#### WHAT TO WORK ON:
Copy each line of the data below with the word "foil".

#### DATASET EXCERPTS:
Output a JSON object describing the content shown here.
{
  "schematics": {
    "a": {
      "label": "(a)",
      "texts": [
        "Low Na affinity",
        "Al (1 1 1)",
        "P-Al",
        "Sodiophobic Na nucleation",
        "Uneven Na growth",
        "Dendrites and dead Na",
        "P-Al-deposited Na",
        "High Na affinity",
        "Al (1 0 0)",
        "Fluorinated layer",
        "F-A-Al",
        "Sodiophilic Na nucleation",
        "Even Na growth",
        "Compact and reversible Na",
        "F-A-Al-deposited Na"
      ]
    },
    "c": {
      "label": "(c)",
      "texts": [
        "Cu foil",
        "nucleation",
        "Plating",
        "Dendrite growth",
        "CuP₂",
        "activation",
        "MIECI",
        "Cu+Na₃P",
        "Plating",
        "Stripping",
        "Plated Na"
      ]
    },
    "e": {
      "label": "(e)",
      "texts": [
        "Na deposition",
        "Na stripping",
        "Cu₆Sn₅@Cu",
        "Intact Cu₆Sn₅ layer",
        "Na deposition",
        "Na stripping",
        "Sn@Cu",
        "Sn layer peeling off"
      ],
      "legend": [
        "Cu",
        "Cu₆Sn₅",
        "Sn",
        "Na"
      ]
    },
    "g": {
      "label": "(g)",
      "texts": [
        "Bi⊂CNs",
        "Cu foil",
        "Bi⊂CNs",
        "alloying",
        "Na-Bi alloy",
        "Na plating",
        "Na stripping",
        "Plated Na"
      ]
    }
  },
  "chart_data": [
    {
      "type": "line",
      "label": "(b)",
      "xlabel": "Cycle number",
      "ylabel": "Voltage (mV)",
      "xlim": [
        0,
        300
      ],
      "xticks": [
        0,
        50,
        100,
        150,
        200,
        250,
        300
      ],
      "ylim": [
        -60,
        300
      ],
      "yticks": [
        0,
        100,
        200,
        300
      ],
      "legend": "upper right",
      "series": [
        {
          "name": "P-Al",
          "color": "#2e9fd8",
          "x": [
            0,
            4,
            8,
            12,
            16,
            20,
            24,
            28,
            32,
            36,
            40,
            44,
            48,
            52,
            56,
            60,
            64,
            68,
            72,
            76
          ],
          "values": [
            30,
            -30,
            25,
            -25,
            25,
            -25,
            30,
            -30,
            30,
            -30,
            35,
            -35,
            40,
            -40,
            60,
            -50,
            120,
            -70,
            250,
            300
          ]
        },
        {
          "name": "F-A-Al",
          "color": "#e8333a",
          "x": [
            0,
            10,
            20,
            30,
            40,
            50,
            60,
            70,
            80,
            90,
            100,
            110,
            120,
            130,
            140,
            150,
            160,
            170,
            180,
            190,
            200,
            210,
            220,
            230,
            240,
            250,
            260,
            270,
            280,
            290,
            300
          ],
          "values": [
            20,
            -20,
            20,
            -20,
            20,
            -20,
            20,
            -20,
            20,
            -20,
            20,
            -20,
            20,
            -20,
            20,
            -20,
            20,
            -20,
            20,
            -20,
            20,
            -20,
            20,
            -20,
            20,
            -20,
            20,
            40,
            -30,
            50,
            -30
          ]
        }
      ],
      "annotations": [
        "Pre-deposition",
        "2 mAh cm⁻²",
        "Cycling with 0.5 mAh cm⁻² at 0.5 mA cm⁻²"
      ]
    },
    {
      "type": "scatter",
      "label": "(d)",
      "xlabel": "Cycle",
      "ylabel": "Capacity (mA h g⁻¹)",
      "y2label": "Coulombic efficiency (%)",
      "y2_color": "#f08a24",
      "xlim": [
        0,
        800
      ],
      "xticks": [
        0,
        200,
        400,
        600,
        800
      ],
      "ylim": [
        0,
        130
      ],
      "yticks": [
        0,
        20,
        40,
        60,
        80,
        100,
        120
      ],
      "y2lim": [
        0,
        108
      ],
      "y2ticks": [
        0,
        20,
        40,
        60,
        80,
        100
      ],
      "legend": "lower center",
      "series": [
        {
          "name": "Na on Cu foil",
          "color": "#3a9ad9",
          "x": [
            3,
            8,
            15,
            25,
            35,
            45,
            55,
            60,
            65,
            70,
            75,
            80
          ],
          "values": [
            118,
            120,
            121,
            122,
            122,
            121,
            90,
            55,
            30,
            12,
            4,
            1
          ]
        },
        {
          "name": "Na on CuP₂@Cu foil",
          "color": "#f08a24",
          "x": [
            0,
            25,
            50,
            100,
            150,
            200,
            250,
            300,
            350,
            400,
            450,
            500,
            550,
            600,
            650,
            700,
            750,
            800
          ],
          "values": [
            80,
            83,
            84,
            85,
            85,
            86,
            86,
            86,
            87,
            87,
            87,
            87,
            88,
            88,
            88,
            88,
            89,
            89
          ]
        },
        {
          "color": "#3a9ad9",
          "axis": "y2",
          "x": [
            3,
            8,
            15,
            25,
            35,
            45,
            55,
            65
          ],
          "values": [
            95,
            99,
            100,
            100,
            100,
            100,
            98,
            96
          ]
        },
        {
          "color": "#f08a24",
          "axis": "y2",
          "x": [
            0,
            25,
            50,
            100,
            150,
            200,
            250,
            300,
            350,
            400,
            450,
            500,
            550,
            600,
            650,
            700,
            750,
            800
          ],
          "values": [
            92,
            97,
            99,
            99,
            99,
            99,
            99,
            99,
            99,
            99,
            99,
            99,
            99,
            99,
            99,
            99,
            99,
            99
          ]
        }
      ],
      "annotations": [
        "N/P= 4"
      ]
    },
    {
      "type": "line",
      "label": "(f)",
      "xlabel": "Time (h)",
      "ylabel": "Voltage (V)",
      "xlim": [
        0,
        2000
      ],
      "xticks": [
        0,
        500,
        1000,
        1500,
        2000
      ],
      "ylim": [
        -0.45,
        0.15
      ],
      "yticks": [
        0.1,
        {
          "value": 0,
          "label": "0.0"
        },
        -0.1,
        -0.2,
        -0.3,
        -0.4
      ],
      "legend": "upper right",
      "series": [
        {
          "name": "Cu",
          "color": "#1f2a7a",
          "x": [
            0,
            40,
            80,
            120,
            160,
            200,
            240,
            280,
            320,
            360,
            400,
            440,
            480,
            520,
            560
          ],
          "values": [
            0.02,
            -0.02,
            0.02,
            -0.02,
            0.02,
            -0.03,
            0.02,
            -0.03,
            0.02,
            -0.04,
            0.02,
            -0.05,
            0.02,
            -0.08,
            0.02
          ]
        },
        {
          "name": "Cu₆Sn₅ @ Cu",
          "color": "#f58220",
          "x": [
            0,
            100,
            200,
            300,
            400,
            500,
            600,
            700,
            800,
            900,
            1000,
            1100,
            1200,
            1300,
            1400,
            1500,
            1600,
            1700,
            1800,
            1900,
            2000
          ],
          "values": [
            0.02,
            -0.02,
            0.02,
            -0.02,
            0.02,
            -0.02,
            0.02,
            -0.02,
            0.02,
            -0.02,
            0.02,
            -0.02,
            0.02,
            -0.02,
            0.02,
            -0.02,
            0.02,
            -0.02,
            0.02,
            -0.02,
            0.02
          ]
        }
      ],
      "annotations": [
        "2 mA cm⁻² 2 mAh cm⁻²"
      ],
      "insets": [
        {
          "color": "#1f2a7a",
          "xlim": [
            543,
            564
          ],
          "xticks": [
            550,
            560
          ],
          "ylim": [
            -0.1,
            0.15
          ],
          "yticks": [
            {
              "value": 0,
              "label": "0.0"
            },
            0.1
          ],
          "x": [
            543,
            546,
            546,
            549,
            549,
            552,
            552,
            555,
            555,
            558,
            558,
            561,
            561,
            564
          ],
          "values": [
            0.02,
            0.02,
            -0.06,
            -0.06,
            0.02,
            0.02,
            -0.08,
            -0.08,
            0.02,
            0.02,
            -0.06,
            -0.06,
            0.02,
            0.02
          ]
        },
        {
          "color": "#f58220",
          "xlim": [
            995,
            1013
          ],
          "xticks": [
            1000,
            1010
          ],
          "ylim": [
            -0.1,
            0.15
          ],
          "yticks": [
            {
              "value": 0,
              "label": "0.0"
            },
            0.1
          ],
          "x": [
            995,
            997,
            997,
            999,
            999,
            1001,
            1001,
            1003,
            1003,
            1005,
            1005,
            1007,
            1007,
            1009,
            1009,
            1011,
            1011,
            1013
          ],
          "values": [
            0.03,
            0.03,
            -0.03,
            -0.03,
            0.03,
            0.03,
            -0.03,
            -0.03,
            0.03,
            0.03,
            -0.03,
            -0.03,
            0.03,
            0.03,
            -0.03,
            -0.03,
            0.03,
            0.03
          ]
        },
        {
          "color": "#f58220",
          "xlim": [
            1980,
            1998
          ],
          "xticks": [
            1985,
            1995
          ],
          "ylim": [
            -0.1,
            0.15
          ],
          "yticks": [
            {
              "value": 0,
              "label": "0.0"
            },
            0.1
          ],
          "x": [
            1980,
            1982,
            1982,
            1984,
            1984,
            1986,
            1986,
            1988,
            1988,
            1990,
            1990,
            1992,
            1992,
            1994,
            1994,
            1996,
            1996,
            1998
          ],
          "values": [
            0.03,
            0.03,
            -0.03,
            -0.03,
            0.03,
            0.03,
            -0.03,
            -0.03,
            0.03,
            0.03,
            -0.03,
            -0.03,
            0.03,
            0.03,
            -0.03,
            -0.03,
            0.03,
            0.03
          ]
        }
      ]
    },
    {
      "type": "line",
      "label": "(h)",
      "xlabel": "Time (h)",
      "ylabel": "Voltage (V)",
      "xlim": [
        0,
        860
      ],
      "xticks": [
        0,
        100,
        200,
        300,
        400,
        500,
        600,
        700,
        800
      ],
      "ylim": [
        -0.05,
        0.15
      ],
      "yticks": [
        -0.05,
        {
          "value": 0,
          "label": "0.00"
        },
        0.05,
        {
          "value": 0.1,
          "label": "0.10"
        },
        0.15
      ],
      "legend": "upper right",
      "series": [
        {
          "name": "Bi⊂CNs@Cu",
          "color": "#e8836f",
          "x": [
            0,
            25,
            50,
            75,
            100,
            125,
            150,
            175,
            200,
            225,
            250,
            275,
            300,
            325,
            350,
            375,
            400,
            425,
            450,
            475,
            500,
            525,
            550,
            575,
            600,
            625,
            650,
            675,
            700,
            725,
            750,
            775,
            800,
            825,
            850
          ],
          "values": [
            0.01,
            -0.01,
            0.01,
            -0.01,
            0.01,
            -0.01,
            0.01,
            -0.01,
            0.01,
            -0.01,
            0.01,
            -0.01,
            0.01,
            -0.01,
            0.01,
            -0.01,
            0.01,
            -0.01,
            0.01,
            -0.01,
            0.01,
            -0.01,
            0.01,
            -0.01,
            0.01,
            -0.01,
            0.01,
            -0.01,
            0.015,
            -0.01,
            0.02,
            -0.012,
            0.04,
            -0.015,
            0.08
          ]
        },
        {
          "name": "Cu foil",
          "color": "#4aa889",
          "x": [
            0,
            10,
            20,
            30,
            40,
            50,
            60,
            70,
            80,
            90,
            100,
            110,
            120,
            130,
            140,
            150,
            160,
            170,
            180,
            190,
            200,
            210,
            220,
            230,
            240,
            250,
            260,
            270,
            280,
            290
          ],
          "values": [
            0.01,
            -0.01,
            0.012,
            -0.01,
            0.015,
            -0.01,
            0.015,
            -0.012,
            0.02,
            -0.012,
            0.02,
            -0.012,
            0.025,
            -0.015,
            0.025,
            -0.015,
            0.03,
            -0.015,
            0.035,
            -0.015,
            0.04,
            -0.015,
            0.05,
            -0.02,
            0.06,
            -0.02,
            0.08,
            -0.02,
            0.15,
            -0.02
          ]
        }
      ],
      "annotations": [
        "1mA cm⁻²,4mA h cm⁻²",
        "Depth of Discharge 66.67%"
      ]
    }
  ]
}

#### RESPONSE:
        "Cu foil",
        "Cu foil",
          "name": "Na on Cu foil",
          "name": "Na on CuP₂@Cu foil",
          "name": "Cu foil",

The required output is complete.